▶ To do
All lines in which the word "difference" occurs are to be extracted.

▶ Data extract
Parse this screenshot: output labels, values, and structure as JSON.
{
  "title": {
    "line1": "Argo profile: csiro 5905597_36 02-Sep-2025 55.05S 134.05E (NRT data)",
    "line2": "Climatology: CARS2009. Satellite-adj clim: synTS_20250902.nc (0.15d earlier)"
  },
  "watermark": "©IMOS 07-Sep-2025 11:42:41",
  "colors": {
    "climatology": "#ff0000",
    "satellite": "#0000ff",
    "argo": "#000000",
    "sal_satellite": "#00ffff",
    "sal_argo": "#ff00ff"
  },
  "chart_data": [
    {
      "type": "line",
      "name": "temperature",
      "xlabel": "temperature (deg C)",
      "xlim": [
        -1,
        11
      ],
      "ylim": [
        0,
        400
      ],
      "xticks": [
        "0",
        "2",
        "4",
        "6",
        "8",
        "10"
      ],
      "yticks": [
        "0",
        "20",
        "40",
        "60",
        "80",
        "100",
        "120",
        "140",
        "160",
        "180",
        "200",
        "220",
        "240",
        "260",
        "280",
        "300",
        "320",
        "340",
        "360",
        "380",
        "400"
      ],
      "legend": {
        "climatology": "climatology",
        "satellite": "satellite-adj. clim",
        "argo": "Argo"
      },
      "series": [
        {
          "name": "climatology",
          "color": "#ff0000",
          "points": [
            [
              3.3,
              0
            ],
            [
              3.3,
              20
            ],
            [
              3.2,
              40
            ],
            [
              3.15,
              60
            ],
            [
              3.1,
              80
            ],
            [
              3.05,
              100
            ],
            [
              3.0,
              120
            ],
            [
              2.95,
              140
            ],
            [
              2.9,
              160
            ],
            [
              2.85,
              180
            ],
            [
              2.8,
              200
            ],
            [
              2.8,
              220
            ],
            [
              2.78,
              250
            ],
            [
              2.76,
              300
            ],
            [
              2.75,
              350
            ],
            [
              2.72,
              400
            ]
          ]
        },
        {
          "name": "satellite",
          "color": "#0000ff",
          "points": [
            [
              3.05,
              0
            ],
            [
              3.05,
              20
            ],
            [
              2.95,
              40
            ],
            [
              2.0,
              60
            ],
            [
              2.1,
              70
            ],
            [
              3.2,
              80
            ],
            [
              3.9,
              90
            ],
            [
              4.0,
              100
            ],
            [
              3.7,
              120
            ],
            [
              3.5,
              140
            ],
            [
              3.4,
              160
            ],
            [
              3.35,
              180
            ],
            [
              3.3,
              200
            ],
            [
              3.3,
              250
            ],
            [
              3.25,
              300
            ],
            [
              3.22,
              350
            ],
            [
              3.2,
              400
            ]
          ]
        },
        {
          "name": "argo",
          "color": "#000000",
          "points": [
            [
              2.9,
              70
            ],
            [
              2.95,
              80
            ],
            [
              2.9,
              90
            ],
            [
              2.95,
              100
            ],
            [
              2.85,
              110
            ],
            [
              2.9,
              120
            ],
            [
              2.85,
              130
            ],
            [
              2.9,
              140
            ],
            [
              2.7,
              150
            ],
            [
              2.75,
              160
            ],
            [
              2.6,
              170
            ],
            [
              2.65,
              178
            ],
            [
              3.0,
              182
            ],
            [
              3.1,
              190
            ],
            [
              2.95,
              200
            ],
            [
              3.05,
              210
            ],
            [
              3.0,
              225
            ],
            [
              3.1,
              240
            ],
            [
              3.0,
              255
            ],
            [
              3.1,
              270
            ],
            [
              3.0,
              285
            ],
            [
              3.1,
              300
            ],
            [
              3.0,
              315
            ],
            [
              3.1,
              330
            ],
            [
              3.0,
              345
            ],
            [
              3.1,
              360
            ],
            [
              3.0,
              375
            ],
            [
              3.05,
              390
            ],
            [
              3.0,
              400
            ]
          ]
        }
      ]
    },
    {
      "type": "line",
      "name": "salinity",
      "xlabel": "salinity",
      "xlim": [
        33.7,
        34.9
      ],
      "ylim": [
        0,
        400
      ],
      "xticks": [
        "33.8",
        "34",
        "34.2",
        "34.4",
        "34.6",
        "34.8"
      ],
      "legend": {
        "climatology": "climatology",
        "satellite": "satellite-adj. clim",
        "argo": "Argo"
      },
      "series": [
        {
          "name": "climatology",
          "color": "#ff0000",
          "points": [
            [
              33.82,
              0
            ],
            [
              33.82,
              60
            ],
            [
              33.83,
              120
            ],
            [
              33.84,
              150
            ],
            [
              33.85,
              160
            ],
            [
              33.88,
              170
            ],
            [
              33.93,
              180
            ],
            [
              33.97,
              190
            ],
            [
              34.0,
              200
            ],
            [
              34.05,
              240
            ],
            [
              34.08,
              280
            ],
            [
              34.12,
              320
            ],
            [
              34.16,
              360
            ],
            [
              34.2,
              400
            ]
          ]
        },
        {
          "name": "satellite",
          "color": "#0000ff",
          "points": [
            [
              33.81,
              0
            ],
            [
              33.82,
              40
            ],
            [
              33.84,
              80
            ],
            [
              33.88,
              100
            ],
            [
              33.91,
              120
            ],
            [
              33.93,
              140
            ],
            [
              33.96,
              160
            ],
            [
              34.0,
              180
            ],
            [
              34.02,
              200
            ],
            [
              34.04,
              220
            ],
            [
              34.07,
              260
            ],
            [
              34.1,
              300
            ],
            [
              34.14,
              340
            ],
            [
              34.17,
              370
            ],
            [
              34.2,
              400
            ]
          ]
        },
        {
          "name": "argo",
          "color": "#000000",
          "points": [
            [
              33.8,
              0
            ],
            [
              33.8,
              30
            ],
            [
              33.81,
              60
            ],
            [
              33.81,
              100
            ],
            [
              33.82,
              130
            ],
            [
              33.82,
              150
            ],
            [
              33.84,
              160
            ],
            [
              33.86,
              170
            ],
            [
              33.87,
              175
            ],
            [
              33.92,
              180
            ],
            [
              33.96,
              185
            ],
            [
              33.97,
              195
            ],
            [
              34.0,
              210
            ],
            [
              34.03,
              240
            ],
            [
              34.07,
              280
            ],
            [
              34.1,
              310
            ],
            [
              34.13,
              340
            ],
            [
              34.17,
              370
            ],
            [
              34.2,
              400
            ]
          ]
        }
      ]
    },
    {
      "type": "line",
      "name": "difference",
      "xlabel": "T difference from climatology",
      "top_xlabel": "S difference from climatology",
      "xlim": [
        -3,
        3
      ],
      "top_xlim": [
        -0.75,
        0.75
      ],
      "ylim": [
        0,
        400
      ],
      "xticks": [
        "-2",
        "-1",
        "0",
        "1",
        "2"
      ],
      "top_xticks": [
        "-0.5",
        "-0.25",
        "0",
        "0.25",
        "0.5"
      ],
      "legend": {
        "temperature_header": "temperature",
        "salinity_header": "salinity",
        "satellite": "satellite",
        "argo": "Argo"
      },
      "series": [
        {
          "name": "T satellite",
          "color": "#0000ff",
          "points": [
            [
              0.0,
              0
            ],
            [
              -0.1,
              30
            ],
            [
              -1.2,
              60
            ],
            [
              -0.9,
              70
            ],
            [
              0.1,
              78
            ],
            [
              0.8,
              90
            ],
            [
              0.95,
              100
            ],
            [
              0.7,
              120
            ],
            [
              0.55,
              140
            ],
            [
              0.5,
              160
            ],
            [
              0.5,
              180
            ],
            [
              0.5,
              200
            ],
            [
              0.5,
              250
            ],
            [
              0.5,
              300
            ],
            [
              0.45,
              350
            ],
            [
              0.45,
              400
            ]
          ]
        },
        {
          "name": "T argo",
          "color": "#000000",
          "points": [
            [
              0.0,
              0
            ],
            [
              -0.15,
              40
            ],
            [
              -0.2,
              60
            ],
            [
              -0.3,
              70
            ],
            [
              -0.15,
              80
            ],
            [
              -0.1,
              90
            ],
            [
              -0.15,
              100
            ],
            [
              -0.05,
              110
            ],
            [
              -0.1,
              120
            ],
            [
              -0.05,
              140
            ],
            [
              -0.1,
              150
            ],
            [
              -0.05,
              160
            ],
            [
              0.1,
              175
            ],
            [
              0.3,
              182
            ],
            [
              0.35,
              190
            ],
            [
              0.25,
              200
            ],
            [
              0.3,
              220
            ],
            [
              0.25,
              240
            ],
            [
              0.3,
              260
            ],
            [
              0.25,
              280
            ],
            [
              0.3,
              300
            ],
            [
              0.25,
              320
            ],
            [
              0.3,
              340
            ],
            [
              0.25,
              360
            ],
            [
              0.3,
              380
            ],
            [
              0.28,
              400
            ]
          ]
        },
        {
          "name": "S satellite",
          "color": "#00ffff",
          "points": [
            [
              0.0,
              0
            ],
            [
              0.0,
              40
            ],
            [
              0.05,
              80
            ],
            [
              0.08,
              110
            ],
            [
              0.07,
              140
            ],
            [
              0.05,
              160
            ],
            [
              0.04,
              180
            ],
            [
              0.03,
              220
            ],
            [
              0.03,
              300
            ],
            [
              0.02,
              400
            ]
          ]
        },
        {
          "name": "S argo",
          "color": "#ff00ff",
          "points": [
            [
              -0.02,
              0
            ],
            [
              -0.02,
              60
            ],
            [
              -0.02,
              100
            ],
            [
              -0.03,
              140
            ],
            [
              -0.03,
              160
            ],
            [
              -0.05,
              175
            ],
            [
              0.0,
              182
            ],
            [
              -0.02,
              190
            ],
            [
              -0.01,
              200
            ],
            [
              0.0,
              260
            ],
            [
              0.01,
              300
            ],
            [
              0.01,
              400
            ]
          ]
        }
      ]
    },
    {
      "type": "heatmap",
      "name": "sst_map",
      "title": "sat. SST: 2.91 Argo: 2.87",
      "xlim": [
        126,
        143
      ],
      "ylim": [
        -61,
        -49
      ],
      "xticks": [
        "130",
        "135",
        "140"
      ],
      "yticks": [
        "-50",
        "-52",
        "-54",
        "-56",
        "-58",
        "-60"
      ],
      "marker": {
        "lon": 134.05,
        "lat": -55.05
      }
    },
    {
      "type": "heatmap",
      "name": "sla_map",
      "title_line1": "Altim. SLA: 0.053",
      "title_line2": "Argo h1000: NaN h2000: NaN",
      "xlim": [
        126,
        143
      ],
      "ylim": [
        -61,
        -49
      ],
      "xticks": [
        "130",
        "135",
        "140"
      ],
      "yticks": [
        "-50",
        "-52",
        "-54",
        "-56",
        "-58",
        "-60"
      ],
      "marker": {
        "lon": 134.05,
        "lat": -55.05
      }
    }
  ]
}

▶ Task output
      "name": "difference",
      "xlabel": "T difference from climatology",
      "top_xlabel": "S difference from climatology",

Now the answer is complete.